_REQUIREMENT_
Copy the lines of the listing from the line containing "svg-text:Beratung und Unterstützung" up to and including the line containing "svg-text:Vorgaben für Energieeffizienz: Vorgaben", keeping each one unchanged.

(Listings of boxed layout items)
• • • • • • •
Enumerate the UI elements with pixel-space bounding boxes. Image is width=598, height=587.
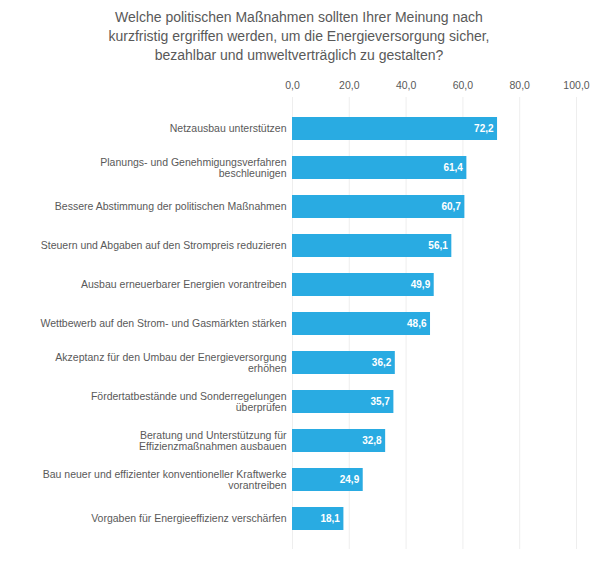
svg-text:Beratung und Unterstützung für: Beratung und Unterstützung fürEffizienzm… [139, 429, 287, 452]
svg-text:48,6: 48,6 [407, 318, 427, 329]
svg-text:60,7: 60,7 [441, 201, 461, 212]
svg-text:Vorgaben für Energieeffizienz: Vorgaben für Energieeffizienz verschärfe… [91, 512, 287, 524]
svg-text:Steuern und Abgaben auf den St: Steuern und Abgaben auf den Strompreis r… [41, 239, 287, 251]
svg-text:Fördertatbestände und Sonderre: Fördertatbestände und Sonderregelungenüb… [91, 390, 287, 413]
svg-text:Akzeptanz für den Umbau der En: Akzeptanz für den Umbau der Energieverso… [55, 351, 286, 374]
svg-text:24,9: 24,9 [340, 474, 360, 485]
svg-text:Ausbau erneuerbarer Energien v: Ausbau erneuerbarer Energien vorantreibe… [81, 278, 287, 290]
svg-text:Planungs- und Genehmigungsverf: Planungs- und Genehmigungsverfahrenbesch… [100, 156, 286, 179]
svg-text:40,0: 40,0 [396, 78, 417, 90]
svg-text:49,9: 49,9 [411, 279, 431, 290]
svg-text:Wettbewerb auf den Strom- und: Wettbewerb auf den Strom- und Gasmärkten… [40, 317, 286, 329]
svg-text:72,2: 72,2 [474, 123, 494, 134]
svg-text:Bessere Abstimmung der politis: Bessere Abstimmung der politischen Maßna… [55, 200, 287, 212]
svg-text:80,0: 80,0 [509, 78, 530, 90]
svg-text:35,7: 35,7 [370, 396, 390, 407]
svg-text:Netzausbau unterstützen: Netzausbau unterstützen [170, 122, 287, 134]
svg-text:18,1: 18,1 [320, 513, 340, 524]
svg-text:32,8: 32,8 [362, 435, 382, 446]
svg-text:36,2: 36,2 [372, 357, 392, 368]
svg-text:56,1: 56,1 [428, 240, 448, 251]
svg-text:Bau neuer und effizienter konv: Bau neuer und effizienter konventionelle… [43, 468, 287, 491]
svg-text:20,0: 20,0 [339, 78, 360, 90]
html-text:Welche politischen Maßnahmen s: Welche politischen Maßnahmen sollten Ihr… [108, 9, 490, 63]
svg-text:0,0: 0,0 [285, 78, 300, 90]
svg-text:100,0: 100,0 [563, 78, 589, 90]
svg-text:60,0: 60,0 [453, 78, 474, 90]
svg-text:61,4: 61,4 [443, 162, 463, 173]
• • • • • • •
_RESPONSE_
svg-text:Beratung und Unterstützung für: Beratung und Unterstützung fürEffizienzm… [139, 429, 287, 452]
svg-text:48,6: 48,6 [407, 318, 427, 329]
svg-text:60,7: 60,7 [441, 201, 461, 212]
svg-text:Vorgaben für Energieeffizienz: Vorgaben für Energieeffizienz verschärfe… [91, 512, 287, 524]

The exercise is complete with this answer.